> _Exercise details_
In the post on Jesus as a teenager, list each sentence of the quotation that begins "I fasted for three months."

> _Text excerpt_
On Jesus as a teenager – REDUX

James Dean in Rebel Without a Cause.jpg

Before getting into Jesus as a teenager, note that the upcoming February 15 is Transfiguration Sunday.

On that note, see On Exodus (Part II) and Transfiguration, a post I did last year at this time.  That post noted that the Last Sunday of the Epiphany season is also – by tradition – known as Transfiguration Sunday.  That’s based on the account of the Transfiguration of Jesus – in its earliest form, in Mark 9:2–8.  (I erroneously wrote that it was in “Mark 9:29.”)

Among other things, that post talked about the movie Exodus: Gods and Kings.  Specifically, it talked of how the movie painted a picture of Moses that was the “opposite of what we’ve been led to expect for other reasons.  For one thing he hears voices, strange and unknown, just like Jesus.”  (Like Jesus):

“I fasted for three months.  I even whipped myself before I went to sleep.  At first it worked.  Then the pain came back.  And the voices.  They call me by the name: Jesus.”

I noted that this was not unlike the idea that “‘Jesus may not have known the minute He was born who He was.”  That is, that Jesus may have “found out some time later in His life” just who He was, just like Moses had to have experienced.

That post also noted that Moses wasn’t allowed to enter the Promised Land, even after leading the Children of Israel through 40 years of Wandering in the Wilderness.  However- with the Transfiguration of Jesus – Moses finally was allowed to enter that Promised Land.  And that, even though it was a thousand years or more after he expected to.  (Which just goes to show that God’s timetable may not be anything like the timetables we expect in our lives.)

But getting back to Jesus as a teenager:  That post asked the musical question:

What did Jesus know, and when did He know it?

In other words, did Jesus know that He was the First-born Son of God when He was a teenager.

> _Given data_
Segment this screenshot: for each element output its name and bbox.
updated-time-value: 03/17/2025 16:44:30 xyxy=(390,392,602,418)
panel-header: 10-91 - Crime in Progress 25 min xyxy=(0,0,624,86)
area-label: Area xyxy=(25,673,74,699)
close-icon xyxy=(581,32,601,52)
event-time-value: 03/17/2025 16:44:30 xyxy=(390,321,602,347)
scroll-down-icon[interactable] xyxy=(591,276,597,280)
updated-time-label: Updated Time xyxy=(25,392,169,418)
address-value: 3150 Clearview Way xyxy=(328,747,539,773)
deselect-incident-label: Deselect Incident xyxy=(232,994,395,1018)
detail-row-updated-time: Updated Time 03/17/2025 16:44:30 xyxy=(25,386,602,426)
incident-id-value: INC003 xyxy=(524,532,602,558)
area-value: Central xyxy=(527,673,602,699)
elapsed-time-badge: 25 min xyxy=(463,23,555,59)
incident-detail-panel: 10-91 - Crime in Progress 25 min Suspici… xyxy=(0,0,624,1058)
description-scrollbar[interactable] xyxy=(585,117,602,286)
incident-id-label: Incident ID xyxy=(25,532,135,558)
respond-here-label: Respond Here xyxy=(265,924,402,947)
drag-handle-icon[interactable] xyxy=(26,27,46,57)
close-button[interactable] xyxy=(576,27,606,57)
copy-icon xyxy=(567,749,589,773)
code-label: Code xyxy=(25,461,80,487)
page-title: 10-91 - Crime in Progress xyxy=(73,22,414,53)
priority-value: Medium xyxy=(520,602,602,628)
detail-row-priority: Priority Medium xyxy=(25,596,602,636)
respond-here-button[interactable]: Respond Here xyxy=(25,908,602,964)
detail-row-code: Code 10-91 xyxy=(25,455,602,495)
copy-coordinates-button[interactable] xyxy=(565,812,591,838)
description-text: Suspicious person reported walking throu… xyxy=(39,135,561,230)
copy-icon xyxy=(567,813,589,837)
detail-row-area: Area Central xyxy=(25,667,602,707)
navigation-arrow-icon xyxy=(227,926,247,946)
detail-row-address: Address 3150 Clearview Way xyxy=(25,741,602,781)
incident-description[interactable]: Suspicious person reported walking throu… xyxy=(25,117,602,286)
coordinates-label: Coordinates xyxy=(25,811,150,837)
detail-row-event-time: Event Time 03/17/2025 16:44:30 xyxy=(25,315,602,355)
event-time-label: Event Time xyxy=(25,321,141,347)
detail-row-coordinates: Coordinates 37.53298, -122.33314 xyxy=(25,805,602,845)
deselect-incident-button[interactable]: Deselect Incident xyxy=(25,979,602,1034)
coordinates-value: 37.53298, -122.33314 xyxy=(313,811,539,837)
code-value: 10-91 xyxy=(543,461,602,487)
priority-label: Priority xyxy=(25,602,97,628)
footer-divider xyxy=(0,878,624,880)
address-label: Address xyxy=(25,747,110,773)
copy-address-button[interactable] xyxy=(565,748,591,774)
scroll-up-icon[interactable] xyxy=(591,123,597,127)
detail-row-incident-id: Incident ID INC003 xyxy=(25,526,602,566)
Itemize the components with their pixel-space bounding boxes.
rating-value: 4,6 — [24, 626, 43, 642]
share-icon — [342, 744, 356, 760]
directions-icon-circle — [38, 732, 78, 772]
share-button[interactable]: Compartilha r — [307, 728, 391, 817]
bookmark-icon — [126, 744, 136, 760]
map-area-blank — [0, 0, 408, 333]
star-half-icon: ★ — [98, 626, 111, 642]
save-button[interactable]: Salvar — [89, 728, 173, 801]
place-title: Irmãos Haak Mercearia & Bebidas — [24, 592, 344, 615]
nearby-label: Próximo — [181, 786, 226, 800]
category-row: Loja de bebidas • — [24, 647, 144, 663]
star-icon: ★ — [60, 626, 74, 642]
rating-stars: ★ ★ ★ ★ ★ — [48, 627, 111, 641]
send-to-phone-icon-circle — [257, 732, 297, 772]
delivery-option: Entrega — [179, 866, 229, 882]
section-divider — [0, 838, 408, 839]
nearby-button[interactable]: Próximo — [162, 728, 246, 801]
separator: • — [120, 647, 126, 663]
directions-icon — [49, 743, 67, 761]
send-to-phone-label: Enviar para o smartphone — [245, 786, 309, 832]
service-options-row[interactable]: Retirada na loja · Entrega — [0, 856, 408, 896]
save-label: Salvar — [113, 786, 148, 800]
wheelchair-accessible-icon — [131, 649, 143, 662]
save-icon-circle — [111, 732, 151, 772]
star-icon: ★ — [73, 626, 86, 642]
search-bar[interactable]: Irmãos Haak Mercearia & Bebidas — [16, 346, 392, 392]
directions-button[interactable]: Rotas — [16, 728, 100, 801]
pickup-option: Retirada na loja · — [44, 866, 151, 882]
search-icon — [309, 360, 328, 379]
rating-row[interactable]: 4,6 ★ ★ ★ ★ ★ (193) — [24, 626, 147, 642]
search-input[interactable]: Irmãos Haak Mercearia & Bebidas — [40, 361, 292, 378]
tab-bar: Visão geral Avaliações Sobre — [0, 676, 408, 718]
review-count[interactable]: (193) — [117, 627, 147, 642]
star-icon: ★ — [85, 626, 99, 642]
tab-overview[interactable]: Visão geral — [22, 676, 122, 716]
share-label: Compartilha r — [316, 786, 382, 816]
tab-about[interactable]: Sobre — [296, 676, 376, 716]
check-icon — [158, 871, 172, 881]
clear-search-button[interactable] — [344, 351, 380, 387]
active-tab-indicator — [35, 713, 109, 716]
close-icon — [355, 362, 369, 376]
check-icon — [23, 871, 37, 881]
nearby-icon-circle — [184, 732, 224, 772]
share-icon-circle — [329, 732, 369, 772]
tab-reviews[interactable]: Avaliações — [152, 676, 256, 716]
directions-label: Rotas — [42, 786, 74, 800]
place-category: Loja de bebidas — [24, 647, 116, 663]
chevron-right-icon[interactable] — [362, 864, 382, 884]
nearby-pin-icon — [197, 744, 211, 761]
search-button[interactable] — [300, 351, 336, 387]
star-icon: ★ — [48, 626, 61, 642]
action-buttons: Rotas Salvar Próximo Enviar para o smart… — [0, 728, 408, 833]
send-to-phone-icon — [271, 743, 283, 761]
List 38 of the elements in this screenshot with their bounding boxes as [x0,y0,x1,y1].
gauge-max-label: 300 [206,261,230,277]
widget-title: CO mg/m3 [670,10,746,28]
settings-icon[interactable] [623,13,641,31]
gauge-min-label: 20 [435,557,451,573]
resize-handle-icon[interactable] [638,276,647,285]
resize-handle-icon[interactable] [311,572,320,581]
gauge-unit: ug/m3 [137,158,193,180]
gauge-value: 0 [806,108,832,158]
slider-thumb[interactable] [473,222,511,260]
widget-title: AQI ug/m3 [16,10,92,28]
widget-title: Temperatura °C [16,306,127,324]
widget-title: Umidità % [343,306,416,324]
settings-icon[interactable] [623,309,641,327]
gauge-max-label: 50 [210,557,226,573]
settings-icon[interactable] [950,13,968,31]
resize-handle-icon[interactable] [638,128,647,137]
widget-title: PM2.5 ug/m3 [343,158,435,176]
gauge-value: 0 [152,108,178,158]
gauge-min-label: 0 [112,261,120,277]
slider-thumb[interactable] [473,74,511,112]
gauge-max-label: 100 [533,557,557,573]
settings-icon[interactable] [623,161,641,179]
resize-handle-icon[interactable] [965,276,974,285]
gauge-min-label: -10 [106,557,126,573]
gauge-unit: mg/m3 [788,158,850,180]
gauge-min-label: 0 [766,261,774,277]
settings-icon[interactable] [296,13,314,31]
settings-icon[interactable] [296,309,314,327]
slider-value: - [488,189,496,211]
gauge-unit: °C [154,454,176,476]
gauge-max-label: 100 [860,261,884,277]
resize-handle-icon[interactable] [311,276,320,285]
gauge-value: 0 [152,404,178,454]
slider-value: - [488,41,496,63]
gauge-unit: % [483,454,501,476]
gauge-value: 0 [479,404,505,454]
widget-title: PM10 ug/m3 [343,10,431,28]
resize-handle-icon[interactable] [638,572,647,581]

> _Answer to the task_
- I fasted for three months.
- I even whipped myself before I went to sleep.
- At first it worked.
- Then the pain came back.
- And the voices.
- They call me by the name: Jesus.